WORK TO BE COMPLETED: Exclude all pictures, then copy each of the records exactly as written.

[begin DATA SHOWN]

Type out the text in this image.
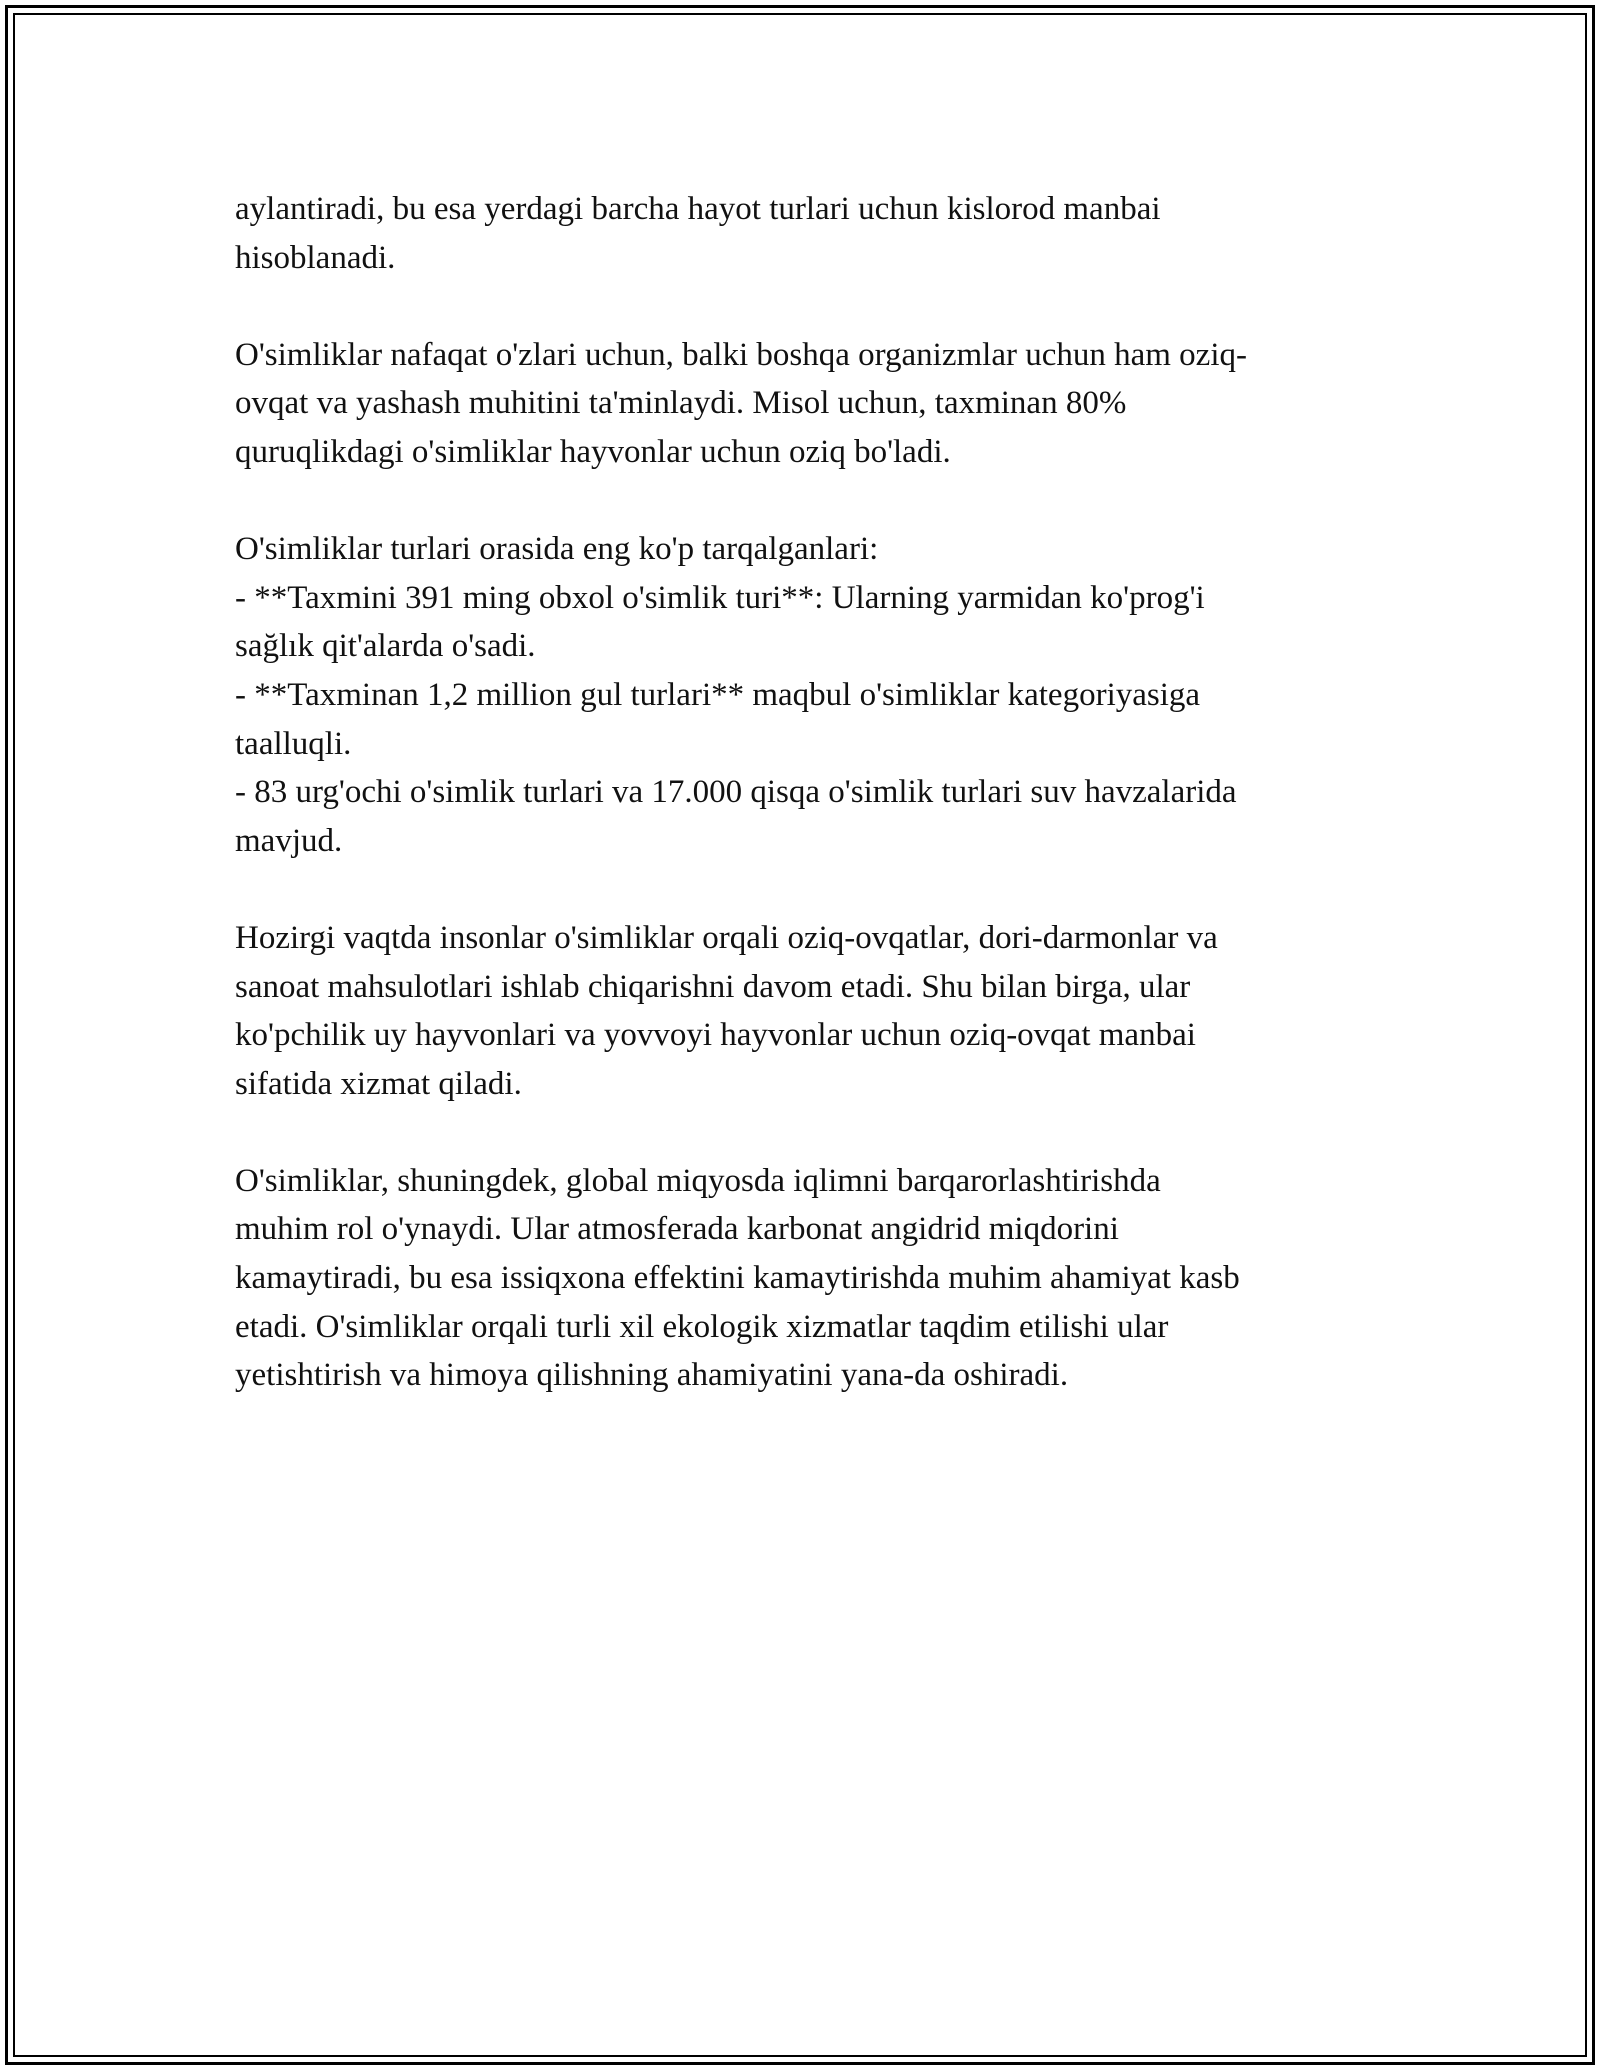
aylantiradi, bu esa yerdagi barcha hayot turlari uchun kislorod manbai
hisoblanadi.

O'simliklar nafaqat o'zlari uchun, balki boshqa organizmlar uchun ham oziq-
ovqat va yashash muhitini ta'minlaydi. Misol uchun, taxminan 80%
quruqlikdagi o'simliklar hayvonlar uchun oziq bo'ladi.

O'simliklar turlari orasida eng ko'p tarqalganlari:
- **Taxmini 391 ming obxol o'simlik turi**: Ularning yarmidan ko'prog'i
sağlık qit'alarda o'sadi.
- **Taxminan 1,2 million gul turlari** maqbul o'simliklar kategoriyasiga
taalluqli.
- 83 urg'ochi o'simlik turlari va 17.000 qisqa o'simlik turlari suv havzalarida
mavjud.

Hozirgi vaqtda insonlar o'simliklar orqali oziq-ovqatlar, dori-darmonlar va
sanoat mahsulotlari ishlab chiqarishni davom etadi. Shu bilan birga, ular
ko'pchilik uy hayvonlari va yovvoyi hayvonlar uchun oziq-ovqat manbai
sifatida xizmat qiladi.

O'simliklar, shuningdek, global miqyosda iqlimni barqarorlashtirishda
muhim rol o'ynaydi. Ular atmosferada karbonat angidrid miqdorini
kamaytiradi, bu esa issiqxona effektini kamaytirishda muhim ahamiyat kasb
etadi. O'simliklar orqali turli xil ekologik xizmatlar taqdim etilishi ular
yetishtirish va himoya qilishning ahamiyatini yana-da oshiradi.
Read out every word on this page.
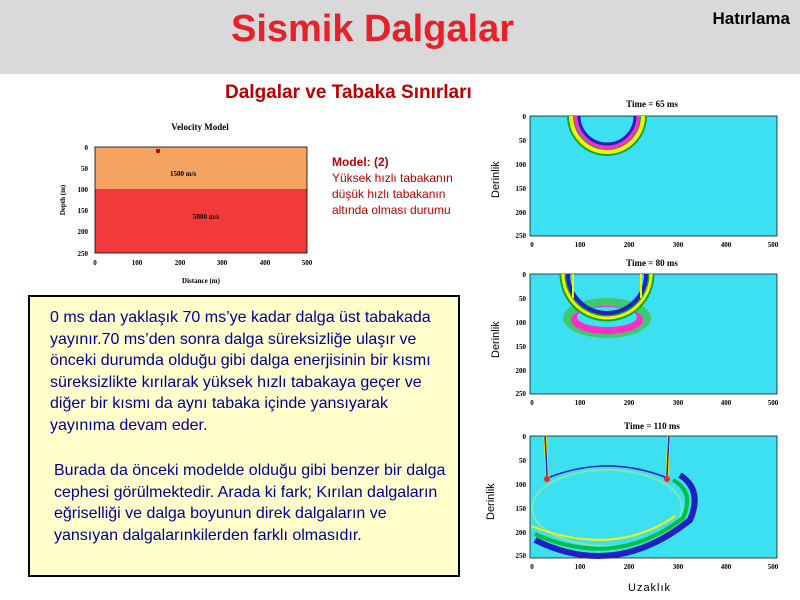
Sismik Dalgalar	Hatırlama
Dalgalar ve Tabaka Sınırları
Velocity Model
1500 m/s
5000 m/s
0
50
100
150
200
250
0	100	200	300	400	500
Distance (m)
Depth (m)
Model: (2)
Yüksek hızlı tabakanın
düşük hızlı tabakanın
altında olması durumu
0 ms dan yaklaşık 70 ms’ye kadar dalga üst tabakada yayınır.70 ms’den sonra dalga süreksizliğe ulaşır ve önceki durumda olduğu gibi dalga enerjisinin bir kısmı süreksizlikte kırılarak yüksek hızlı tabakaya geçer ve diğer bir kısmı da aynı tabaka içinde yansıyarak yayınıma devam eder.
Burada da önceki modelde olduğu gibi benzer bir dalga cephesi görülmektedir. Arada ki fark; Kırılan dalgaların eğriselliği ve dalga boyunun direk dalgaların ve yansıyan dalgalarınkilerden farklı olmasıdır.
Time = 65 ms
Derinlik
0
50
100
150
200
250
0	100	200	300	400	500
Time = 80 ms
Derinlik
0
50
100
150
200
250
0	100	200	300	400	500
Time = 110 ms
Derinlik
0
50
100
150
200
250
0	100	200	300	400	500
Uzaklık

[end DATA SHOWN]

SOLUTION FOR THIS TASK:
Type out the text in this image.
aylantiradi, bu esa yerdagi barcha hayot turlari uchun kislorod manbai
hisoblanadi.

O'simliklar nafaqat o'zlari uchun, balki boshqa organizmlar uchun ham oziq-
ovqat va yashash muhitini ta'minlaydi. Misol uchun, taxminan 80%
quruqlikdagi o'simliklar hayvonlar uchun oziq bo'ladi.

O'simliklar turlari orasida eng ko'p tarqalganlari:
- **Taxmini 391 ming obxol o'simlik turi**: Ularning yarmidan ko'prog'i
sağlık qit'alarda o'sadi.
- **Taxminan 1,2 million gul turlari** maqbul o'simliklar kategoriyasiga
taalluqli.
- 83 urg'ochi o'simlik turlari va 17.000 qisqa o'simlik turlari suv havzalarida
mavjud.

Hozirgi vaqtda insonlar o'simliklar orqali oziq-ovqatlar, dori-darmonlar va
sanoat mahsulotlari ishlab chiqarishni davom etadi. Shu bilan birga, ular
ko'pchilik uy hayvonlari va yovvoyi hayvonlar uchun oziq-ovqat manbai
sifatida xizmat qiladi.

O'simliklar, shuningdek, global miqyosda iqlimni barqarorlashtirishda
muhim rol o'ynaydi. Ular atmosferada karbonat angidrid miqdorini
kamaytiradi, bu esa issiqxona effektini kamaytirishda muhim ahamiyat kasb
etadi. O'simliklar orqali turli xil ekologik xizmatlar taqdim etilishi ular
yetishtirish va himoya qilishning ahamiyatini yana-da oshiradi.
Read out every word on this page.
Sismik Dalgalar	Hatırlama
Dalgalar ve Tabaka Sınırları
Velocity Model
1500 m/s
5000 m/s
0
50
100
150
200
250
0	100	200	300	400	500
Distance (m)
Depth (m)
Model: (2)
Yüksek hızlı tabakanın
düşük hızlı tabakanın
altında olması durumu
0 ms dan yaklaşık 70 ms’ye kadar dalga üst tabakada yayınır.70 ms’den sonra dalga süreksizliğe ulaşır ve önceki durumda olduğu gibi dalga enerjisinin bir kısmı süreksizlikte kırılarak yüksek hızlı tabakaya geçer ve diğer bir kısmı da aynı tabaka içinde yansıyarak yayınıma devam eder.
Burada da önceki modelde olduğu gibi benzer bir dalga cephesi görülmektedir. Arada ki fark; Kırılan dalgaların eğriselliği ve dalga boyunun direk dalgaların ve yansıyan dalgalarınkilerden farklı olmasıdır.
Time = 65 ms
Derinlik
0
50
100
150
200
250
0	100	200	300	400	500
Time = 80 ms
Derinlik
0
50
100
150
200
250
0	100	200	300	400	500
Time = 110 ms
Derinlik
0
50
100
150
200
250
0	100	200	300	400	500
Uzaklık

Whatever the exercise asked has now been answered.